DIRECTIONS => In the records below, pick out all lines containing the word "topic".

RECORDS FOR PROCESSING =>

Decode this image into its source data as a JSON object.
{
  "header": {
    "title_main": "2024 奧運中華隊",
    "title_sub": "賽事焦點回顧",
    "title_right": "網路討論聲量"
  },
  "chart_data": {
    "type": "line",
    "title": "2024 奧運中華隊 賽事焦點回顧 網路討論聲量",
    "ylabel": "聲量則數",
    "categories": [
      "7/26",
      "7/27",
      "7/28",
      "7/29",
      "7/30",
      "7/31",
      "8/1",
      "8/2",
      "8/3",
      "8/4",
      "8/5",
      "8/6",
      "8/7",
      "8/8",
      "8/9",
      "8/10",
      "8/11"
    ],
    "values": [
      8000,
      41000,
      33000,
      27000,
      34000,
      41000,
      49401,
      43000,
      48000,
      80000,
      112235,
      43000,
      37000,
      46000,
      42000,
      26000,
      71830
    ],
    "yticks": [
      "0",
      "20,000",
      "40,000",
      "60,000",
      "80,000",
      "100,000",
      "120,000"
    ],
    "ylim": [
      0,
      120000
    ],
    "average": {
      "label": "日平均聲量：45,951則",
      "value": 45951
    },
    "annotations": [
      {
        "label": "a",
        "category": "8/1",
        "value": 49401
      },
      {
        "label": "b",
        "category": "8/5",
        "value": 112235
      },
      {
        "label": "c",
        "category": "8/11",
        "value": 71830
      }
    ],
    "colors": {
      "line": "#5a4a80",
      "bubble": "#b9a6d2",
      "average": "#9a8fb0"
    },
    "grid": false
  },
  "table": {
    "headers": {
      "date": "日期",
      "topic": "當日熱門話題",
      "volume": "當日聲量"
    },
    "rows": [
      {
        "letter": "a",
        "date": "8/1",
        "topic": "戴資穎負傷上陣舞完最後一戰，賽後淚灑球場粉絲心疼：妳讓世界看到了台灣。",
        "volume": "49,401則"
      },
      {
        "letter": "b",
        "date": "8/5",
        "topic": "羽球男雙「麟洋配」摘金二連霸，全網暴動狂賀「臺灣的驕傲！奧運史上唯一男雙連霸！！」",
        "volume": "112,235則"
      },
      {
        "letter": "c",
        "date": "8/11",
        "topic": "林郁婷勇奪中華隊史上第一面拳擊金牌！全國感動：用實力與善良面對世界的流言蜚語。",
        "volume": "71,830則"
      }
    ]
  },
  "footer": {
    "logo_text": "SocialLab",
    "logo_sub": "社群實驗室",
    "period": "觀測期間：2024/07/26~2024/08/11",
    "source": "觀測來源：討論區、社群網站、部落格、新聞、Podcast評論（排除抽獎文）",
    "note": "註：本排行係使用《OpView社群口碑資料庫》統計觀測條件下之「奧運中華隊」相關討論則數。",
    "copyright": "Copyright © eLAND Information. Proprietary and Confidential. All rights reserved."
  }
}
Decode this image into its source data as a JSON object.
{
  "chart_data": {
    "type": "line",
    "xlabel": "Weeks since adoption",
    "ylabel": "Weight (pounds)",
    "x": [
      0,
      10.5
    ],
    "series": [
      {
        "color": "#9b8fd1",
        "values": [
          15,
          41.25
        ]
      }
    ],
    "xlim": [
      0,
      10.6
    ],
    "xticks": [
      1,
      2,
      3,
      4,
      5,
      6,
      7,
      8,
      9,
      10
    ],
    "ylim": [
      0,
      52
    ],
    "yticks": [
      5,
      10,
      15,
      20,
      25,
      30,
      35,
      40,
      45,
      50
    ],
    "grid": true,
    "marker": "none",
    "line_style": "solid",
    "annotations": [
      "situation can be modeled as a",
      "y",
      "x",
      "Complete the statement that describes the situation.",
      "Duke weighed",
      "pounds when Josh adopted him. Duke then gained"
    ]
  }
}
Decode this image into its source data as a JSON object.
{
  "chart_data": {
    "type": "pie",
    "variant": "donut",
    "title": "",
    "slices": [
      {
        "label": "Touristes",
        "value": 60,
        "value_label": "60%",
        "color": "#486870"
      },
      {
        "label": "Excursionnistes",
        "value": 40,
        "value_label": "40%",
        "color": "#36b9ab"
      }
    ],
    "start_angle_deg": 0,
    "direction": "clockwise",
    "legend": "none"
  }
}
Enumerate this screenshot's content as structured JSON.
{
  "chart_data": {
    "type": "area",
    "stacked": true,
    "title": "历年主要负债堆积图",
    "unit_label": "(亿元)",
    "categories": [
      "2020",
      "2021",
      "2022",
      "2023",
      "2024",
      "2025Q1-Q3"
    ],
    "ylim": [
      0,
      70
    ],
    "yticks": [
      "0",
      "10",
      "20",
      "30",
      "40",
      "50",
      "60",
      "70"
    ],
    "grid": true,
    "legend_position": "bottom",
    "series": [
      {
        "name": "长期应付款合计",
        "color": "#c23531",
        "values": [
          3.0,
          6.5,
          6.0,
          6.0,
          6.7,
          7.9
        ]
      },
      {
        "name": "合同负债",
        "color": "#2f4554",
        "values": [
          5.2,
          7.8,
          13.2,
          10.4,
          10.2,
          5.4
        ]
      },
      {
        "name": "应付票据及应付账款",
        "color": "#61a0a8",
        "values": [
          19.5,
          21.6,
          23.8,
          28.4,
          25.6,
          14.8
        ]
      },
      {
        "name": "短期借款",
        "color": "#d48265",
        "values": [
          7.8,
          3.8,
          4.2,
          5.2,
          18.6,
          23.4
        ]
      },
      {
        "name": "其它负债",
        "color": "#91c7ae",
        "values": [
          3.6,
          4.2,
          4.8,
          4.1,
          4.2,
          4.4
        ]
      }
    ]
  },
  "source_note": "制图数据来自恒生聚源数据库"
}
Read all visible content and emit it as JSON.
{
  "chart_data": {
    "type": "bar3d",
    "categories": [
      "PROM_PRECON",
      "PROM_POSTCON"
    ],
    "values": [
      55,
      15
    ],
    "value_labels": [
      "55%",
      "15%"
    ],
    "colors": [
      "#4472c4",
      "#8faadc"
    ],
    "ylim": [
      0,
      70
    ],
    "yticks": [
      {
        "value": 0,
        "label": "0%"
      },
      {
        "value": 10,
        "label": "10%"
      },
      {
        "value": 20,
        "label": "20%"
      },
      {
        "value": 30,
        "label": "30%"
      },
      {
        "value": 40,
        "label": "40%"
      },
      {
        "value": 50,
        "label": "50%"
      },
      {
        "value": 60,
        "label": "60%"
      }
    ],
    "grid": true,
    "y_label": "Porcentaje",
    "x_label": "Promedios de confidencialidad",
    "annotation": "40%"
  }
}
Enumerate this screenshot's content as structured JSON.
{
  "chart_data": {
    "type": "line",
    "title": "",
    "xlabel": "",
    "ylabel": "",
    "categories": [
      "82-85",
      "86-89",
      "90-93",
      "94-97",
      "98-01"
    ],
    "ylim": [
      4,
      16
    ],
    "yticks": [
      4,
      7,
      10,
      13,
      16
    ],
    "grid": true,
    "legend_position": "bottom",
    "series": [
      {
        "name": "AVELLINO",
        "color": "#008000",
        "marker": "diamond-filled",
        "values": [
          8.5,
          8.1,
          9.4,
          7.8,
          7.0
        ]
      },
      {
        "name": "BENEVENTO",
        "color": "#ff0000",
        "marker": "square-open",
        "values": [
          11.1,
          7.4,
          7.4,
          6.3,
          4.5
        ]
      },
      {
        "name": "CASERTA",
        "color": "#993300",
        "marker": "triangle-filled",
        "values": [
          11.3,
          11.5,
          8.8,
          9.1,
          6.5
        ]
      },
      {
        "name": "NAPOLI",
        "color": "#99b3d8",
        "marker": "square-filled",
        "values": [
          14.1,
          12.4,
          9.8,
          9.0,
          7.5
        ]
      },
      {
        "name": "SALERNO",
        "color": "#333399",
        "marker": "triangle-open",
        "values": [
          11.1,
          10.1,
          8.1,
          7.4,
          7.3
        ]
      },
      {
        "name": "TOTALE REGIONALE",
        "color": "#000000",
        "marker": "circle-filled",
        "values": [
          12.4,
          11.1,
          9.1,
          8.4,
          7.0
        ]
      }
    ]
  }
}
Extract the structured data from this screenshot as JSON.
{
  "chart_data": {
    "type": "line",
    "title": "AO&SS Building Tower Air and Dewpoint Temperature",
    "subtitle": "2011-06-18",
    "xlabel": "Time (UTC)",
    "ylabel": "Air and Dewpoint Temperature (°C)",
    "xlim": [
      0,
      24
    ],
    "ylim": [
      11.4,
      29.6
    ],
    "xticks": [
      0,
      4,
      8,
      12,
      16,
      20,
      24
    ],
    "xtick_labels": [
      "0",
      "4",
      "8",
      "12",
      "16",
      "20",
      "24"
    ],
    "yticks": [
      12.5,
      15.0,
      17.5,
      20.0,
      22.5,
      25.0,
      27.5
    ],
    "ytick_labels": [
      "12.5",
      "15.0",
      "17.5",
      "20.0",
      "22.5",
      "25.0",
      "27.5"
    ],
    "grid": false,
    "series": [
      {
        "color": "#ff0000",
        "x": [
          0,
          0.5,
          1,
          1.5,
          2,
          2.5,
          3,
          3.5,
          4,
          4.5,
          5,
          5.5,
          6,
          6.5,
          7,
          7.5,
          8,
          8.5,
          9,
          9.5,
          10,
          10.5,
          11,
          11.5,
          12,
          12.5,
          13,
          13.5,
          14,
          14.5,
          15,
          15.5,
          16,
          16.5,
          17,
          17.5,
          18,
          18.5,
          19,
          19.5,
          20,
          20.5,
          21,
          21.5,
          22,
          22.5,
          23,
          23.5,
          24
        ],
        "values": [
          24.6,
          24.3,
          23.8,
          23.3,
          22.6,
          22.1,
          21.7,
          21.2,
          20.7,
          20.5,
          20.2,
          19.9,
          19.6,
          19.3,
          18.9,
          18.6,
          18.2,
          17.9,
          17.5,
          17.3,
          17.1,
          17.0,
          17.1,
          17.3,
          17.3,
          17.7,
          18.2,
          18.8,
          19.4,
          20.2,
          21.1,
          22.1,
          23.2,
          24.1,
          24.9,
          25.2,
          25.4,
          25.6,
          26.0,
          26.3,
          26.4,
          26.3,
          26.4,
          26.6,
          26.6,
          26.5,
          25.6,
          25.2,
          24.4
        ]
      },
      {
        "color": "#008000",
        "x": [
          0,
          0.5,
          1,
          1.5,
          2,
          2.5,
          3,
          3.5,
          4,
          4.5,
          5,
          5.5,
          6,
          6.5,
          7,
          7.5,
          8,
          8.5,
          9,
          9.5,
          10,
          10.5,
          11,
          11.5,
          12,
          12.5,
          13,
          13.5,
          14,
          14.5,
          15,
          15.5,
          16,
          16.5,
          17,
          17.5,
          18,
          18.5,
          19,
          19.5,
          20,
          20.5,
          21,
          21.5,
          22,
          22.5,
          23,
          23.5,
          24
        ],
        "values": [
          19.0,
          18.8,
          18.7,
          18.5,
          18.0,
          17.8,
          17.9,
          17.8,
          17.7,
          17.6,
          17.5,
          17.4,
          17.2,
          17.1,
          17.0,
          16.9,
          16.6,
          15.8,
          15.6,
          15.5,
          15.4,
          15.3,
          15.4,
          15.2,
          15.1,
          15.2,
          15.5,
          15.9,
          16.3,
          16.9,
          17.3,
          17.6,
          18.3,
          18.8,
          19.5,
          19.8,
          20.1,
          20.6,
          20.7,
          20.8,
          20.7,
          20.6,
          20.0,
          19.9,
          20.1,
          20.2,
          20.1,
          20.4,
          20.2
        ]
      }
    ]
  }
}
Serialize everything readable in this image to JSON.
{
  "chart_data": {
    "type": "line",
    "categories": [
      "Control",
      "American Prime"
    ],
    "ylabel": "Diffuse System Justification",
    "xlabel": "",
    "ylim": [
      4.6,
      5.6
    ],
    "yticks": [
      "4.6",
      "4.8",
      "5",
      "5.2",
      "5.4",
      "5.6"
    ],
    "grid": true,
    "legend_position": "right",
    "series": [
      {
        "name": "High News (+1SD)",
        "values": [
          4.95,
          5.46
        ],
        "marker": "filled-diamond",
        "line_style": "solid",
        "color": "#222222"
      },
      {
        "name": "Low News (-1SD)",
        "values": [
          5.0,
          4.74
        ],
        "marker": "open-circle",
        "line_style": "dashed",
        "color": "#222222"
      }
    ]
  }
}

OUTPUT FOR THIS EXERCISE =>
      "topic": "當日熱門話題",
        "topic": "戴資穎負傷上陣舞完最後一戰，賽後淚灑球場粉絲心疼：妳讓世界看到了台灣。",
        "topic": "羽球男雙「麟洋配」摘金二連霸，全網暴動狂賀「臺灣的驕傲！奧運史上唯一男雙連霸！！」",
        "topic": "林郁婷勇奪中華隊史上第一面拳擊金牌！全國感動：用實力與善良面對世界的流言蜚語。",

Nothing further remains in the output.